START Excerpt provided

Patients were considered cured after achievement of normal serum IGF-1 levels, sex- and age-standardized, in association with nadir GH after OGTT below 0.4 mcg/L without concomitant use of medical therapy. Biochemical control was defined as the presence of normal serum IGF-1 levels and basal GH levels (mean of at least 3 samples) below 1 mcg/L during medical therapy with somatostatin analogues (SSAs) [27].

The data of matched controls were analyzed only at the study enrollment.

Pituitary function was assessed both at diagnosis and follow-up by measuring basal hormone levels (IGF-1, thyroid and gonadal function) or by both basal and dynamic testing (GH, adrenal function). Hypopituitarism was defined for each axis as follows: hypoadrenalism, by low morning cortisol (< 5 mcg/dL/SI units 138 nmol/L) and/or an insufficient response to an adrenocorticotropin stimulation test (peak cortisol < 18 μg/dL/SI units 500 nmol/L); hypothyroidism, by low free plasma thyroxine with normal or low plasma thyrotropin levels; GH deficiency (GHD) by insufficient response to growth hormone–releasing hormone plus arginine test (adjusted by BMI) performed in patients with IGF-1 below the 50th percentile in the age- and sex-matched range [31], and hypogonadism, by low serum total testosterone in the presence of low or inappropriately normal serum luteinizing hormone and follicle-stimulating hormone in men and by amenorrhea or by low or normal luteinizing hormone and follicle-stimulating hormone in women of menopausal age. The presence of hyperprolactinemia was documented. Hyperprolactinemia was defined as prolactin levels higher than 15 mcg/L in men and 25 mcg/L in women.

END Excerpt provided
START Entries supplied

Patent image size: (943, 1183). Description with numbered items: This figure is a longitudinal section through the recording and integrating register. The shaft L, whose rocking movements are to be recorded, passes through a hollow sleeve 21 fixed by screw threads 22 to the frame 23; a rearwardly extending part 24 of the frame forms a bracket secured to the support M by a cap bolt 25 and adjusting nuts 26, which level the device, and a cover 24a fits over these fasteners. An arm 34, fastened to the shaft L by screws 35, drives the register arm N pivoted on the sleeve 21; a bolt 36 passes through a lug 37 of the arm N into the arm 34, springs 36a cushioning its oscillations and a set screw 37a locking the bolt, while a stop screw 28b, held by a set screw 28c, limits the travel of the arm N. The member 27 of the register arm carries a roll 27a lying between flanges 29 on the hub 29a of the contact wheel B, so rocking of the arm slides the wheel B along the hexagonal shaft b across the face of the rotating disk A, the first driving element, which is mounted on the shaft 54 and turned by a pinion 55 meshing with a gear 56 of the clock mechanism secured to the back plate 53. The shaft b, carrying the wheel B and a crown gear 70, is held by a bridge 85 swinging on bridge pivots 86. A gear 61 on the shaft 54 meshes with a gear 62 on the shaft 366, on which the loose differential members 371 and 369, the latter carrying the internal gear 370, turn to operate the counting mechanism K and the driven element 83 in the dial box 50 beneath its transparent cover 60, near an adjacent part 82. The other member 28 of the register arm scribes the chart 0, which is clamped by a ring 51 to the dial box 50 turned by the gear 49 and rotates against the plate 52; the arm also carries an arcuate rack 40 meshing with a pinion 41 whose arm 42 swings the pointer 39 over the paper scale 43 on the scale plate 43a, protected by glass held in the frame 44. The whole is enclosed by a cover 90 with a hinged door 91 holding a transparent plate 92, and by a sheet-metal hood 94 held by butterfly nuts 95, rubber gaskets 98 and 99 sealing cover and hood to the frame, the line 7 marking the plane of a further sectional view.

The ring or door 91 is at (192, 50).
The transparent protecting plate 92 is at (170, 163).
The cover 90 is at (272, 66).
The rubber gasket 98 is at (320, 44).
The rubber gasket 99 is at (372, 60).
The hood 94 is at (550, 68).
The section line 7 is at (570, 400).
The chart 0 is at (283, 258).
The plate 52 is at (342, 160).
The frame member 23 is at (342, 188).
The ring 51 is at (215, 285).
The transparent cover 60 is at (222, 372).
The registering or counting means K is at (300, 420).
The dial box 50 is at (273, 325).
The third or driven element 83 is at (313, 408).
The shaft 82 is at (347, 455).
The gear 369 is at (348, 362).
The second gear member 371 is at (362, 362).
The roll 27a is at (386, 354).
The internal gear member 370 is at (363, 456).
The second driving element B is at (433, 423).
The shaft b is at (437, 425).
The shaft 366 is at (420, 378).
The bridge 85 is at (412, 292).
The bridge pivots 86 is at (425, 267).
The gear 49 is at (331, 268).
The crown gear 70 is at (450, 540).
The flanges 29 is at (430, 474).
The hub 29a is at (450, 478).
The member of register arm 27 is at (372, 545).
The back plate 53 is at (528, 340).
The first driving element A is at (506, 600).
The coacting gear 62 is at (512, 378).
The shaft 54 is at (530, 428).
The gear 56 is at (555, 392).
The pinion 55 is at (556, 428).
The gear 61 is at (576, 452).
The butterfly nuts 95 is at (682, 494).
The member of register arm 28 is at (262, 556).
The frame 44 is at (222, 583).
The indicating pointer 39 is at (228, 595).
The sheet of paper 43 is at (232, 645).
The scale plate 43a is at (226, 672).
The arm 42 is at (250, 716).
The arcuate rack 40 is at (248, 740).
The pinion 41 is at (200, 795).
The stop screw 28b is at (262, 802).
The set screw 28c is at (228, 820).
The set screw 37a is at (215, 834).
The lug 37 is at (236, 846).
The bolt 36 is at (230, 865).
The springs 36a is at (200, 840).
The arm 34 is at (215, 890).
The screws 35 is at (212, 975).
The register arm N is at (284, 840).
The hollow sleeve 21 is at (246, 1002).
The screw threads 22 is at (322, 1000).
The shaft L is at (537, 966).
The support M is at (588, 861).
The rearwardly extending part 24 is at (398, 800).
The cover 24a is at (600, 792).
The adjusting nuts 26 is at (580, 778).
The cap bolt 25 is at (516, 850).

END Entries supplied

* Exercise: Please copy word for word the part of the excerpt on hormone testing that starts at "Patients were considered" and ends at "the study enrollment.". These items are separate material.

* Answer box:
Patients were considered cured after achievement of normal serum IGF-1 levels, sex- and age-standardized, in association with nadir GH after OGTT below 0.4 mcg/L without concomitant use of medical therapy. Biochemical control was defined as the presence of normal serum IGF-1 levels and basal GH levels (mean of at least 3 samples) below 1 mcg/L during medical therapy with somatostatin analogues (SSAs) [27].

The data of matched controls were analyzed only at the study enrollment.